**Problem to solve:**
Which lines in the records below contain the word "batteries"? Copy each one out.

**Input:**

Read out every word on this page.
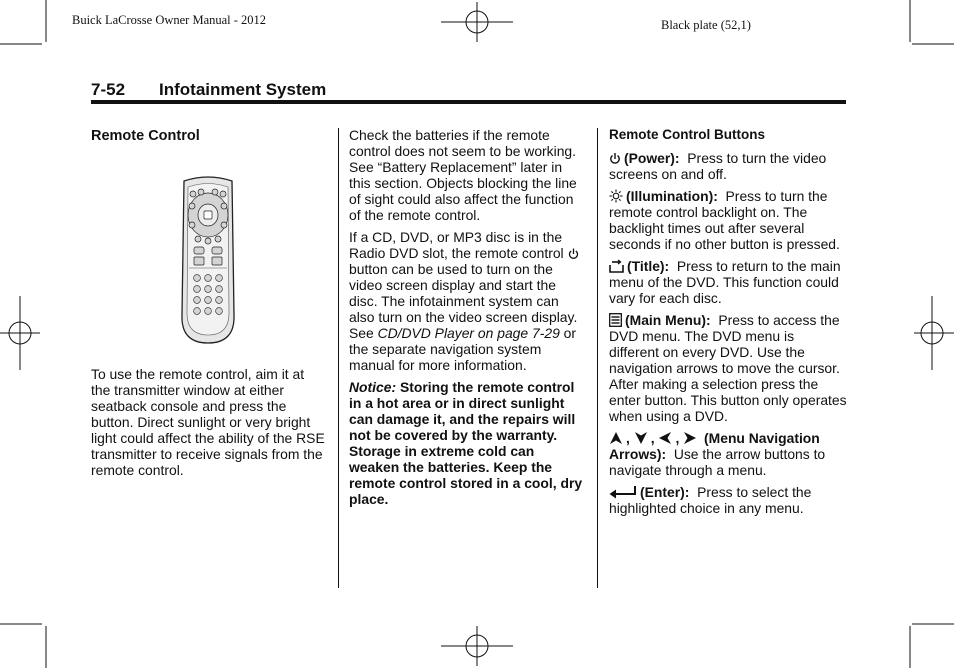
Buick LaCrosse Owner Manual - 2012	Black plate (52,1)
7-52 Infotainment System
Remote Control

To use the remote control, aim it at the transmitter window at either seatback console and press the button. Direct sunlight or very bright light could affect the ability of the RSE transmitter to receive signals from the remote control.

Check the batteries if the remote control does not seem to be working. See “Battery Replacement” later in this section. Objects blocking the line of sight could also affect the function of the remote control.

If a CD, DVD, or MP3 disc is in the Radio DVD slot, the remote control button can be used to turn on the video screen display and start the disc. The infotainment system can also turn on the video screen display. See CD/DVD Player on page 7-29 or the separate navigation system manual for more information.

Notice: Storing the remote control in a hot area or in direct sunlight can damage it, and the repairs will not be covered by the warranty. Storage in extreme cold can weaken the batteries. Keep the remote control stored in a cool, dry place.

Remote Control Buttons

(Power): Press to turn the video screens on and off.

(Illumination): Press to turn the remote control backlight on. The backlight times out after several seconds if no other button is pressed.

(Title): Press to return to the main menu of the DVD. This function could vary for each disc.

(Main Menu): Press to access the DVD menu. The DVD menu is different on every DVD. Use the navigation arrows to move the cursor. After making a selection press the enter button. This button only operates when using a DVD.

, , , (Menu Navigation Arrows): Use the arrow buttons to navigate through a menu.

(Enter): Press to select the highlighted choice in any menu.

**Task solution:**
Check the batteries if the remote control does not seem to be working. See “Battery Replacement” later in this section. Objects blocking the line of sight could also affect the function of the remote control.
Notice: Storing the remote control in a hot area or in direct sunlight can damage it, and the repairs will not be covered by the warranty. Storage in extreme cold can weaken the batteries. Keep the remote control stored in a cool, dry place.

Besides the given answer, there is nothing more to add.